List each line in which the string "this" appears.
## begin DATA SHOWN
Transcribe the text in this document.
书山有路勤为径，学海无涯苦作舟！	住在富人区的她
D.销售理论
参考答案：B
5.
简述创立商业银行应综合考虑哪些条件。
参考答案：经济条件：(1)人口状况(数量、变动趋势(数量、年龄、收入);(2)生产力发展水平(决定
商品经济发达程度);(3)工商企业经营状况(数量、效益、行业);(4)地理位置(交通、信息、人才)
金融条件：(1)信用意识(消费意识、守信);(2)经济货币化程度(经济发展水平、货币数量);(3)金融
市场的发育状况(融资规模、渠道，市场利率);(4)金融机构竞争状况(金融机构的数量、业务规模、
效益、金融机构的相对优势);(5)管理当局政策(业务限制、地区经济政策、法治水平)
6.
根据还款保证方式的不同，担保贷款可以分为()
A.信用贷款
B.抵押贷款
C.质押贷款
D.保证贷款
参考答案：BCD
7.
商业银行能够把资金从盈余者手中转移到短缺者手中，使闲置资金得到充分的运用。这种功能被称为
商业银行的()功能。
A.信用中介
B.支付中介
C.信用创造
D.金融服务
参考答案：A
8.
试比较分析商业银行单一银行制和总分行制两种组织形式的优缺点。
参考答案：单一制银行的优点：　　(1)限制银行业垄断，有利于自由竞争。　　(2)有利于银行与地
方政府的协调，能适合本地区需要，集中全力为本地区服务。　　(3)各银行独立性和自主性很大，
## end DATA SHOWN
## begin DATA SHOWN
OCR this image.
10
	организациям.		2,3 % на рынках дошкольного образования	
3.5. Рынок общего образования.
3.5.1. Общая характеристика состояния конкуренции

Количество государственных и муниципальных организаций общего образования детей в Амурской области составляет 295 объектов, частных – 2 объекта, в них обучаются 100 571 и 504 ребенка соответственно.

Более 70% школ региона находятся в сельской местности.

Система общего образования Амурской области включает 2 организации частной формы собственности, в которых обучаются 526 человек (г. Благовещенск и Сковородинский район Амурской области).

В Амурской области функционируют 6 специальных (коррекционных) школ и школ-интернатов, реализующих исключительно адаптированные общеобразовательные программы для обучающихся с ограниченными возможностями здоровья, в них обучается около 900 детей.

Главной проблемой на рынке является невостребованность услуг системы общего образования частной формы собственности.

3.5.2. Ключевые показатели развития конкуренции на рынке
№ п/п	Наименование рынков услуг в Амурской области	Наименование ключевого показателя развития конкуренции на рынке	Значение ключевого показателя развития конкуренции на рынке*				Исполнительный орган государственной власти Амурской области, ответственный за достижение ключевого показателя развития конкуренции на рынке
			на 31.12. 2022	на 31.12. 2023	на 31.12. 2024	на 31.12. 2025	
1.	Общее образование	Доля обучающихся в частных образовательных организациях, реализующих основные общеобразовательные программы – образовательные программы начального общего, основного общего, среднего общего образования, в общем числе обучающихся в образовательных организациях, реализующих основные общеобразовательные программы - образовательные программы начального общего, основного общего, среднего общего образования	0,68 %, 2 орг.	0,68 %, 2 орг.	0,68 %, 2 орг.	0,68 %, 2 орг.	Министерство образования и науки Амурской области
## end DATA SHOWN
**EXERCISE RESPONSE**
Transcribe the text in this document.
OCR this image.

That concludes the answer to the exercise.